(Annotated element entries)

────────────────────

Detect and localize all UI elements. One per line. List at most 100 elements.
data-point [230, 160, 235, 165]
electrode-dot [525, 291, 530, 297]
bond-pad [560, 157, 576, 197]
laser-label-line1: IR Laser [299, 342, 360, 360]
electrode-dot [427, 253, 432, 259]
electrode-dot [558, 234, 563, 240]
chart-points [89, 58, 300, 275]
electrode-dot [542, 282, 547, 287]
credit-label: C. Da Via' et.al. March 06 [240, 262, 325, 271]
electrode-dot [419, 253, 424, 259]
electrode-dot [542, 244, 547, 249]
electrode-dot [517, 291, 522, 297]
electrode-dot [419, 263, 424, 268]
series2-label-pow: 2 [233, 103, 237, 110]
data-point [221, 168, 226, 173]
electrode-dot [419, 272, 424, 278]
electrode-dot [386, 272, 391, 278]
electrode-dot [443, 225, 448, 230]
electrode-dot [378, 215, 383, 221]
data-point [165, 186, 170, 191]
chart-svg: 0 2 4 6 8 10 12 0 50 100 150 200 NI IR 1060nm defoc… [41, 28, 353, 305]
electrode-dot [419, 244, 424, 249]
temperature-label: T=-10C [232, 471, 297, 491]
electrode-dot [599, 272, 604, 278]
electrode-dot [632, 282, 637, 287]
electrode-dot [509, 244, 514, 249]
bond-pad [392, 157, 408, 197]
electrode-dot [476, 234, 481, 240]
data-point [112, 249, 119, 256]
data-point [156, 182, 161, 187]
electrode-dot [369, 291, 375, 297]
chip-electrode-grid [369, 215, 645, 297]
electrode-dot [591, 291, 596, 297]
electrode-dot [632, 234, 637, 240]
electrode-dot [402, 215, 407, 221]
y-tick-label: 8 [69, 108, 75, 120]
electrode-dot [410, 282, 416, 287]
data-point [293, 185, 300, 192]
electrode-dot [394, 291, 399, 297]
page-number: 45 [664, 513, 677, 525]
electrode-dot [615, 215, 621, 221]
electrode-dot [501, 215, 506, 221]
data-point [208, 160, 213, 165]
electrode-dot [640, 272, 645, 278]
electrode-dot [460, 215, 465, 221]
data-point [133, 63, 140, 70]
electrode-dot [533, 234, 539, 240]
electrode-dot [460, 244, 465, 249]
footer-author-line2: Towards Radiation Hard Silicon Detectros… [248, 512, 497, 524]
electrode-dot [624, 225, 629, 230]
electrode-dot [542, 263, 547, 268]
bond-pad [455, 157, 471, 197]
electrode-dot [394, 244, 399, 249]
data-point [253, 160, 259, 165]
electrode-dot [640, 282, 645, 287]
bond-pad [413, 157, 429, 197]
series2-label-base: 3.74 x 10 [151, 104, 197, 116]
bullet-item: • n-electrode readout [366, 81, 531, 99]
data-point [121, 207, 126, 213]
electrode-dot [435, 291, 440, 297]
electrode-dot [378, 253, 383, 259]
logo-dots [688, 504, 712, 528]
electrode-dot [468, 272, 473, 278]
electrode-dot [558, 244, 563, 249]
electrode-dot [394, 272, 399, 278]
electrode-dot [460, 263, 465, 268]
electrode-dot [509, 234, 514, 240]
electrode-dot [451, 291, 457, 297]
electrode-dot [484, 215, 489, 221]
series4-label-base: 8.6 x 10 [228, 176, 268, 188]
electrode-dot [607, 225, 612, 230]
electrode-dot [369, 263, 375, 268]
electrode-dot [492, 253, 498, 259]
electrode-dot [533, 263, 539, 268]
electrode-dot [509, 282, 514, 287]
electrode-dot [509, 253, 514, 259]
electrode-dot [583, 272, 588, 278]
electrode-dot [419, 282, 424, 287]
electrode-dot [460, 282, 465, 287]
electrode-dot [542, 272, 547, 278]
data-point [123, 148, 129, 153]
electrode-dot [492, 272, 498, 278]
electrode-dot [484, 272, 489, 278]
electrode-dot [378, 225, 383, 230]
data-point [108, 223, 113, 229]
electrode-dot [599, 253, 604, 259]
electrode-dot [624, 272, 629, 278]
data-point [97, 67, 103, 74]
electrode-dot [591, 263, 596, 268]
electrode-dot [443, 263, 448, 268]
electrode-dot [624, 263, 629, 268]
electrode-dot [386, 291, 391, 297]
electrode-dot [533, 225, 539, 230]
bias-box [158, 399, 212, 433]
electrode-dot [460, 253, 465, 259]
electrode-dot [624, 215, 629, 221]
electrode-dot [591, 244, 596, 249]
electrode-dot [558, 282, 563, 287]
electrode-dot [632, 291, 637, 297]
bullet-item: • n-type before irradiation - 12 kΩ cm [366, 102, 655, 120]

────────────────────

WHAT YOU SHOULD DO: Can you reproduce all of the records above line by line, keeping every character unchanged?

SOLUTION TO THE PROBLEM:
Detect and localize all UI elements. One per line. List at most 100 elements.
data-point [230, 160, 235, 165]
electrode-dot [525, 291, 530, 297]
bond-pad [560, 157, 576, 197]
laser-label-line1: IR Laser [299, 342, 360, 360]
electrode-dot [427, 253, 432, 259]
electrode-dot [558, 234, 563, 240]
chart-points [89, 58, 300, 275]
electrode-dot [542, 282, 547, 287]
credit-label: C. Da Via' et.al. March 06 [240, 262, 325, 271]
electrode-dot [419, 253, 424, 259]
electrode-dot [542, 244, 547, 249]
electrode-dot [517, 291, 522, 297]
electrode-dot [419, 263, 424, 268]
series2-label-pow: 2 [233, 103, 237, 110]
data-point [221, 168, 226, 173]
electrode-dot [419, 272, 424, 278]
electrode-dot [386, 272, 391, 278]
electrode-dot [443, 225, 448, 230]
electrode-dot [378, 215, 383, 221]
data-point [165, 186, 170, 191]
chart-svg: 0 2 4 6 8 10 12 0 50 100 150 200 NI IR 1060nm defoc… [41, 28, 353, 305]
electrode-dot [419, 244, 424, 249]
temperature-label: T=-10C [232, 471, 297, 491]
electrode-dot [599, 272, 604, 278]
electrode-dot [632, 282, 637, 287]
electrode-dot [509, 244, 514, 249]
bond-pad [392, 157, 408, 197]
electrode-dot [476, 234, 481, 240]
data-point [112, 249, 119, 256]
data-point [156, 182, 161, 187]
electrode-dot [369, 291, 375, 297]
chip-electrode-grid [369, 215, 645, 297]
electrode-dot [591, 291, 596, 297]
electrode-dot [632, 234, 637, 240]
electrode-dot [402, 215, 407, 221]
y-tick-label: 8 [69, 108, 75, 120]
electrode-dot [410, 282, 416, 287]
data-point [293, 185, 300, 192]
electrode-dot [394, 291, 399, 297]
page-number: 45 [664, 513, 677, 525]
electrode-dot [615, 215, 621, 221]
electrode-dot [501, 215, 506, 221]
data-point [208, 160, 213, 165]
electrode-dot [640, 272, 645, 278]
electrode-dot [460, 215, 465, 221]
data-point [133, 63, 140, 70]
electrode-dot [533, 234, 539, 240]
electrode-dot [460, 244, 465, 249]
footer-author-line2: Towards Radiation Hard Silicon Detectros… [248, 512, 497, 524]
electrode-dot [624, 225, 629, 230]
electrode-dot [542, 263, 547, 268]
bond-pad [455, 157, 471, 197]
electrode-dot [394, 244, 399, 249]
data-point [253, 160, 259, 165]
electrode-dot [640, 282, 645, 287]
bond-pad [413, 157, 429, 197]
series2-label-base: 3.74 x 10 [151, 104, 197, 116]
bullet-item: • n-electrode readout [366, 81, 531, 99]
data-point [121, 207, 126, 213]
electrode-dot [435, 291, 440, 297]
electrode-dot [378, 253, 383, 259]
logo-dots [688, 504, 712, 528]
electrode-dot [468, 272, 473, 278]
electrode-dot [558, 244, 563, 249]
electrode-dot [394, 272, 399, 278]
electrode-dot [460, 263, 465, 268]
electrode-dot [509, 234, 514, 240]
electrode-dot [451, 291, 457, 297]
electrode-dot [484, 215, 489, 221]
series4-label-base: 8.6 x 10 [228, 176, 268, 188]
electrode-dot [607, 225, 612, 230]
electrode-dot [369, 263, 375, 268]
electrode-dot [492, 253, 498, 259]
electrode-dot [533, 263, 539, 268]
electrode-dot [509, 282, 514, 287]
electrode-dot [509, 253, 514, 259]
electrode-dot [583, 272, 588, 278]
electrode-dot [419, 282, 424, 287]
electrode-dot [460, 282, 465, 287]
electrode-dot [542, 272, 547, 278]
data-point [123, 148, 129, 153]
electrode-dot [492, 272, 498, 278]
electrode-dot [484, 272, 489, 278]
electrode-dot [378, 225, 383, 230]
data-point [108, 223, 113, 229]
electrode-dot [599, 253, 604, 259]
electrode-dot [624, 272, 629, 278]
data-point [97, 67, 103, 74]
electrode-dot [591, 263, 596, 268]
electrode-dot [443, 263, 448, 268]
electrode-dot [624, 263, 629, 268]
electrode-dot [386, 291, 391, 297]
electrode-dot [533, 225, 539, 230]
bias-box [158, 399, 212, 433]
electrode-dot [460, 253, 465, 259]
electrode-dot [624, 215, 629, 221]
electrode-dot [591, 244, 596, 249]
electrode-dot [558, 282, 563, 287]
electrode-dot [632, 291, 637, 297]
bullet-item: • n-type before irradiation - 12 kΩ cm [366, 102, 655, 120]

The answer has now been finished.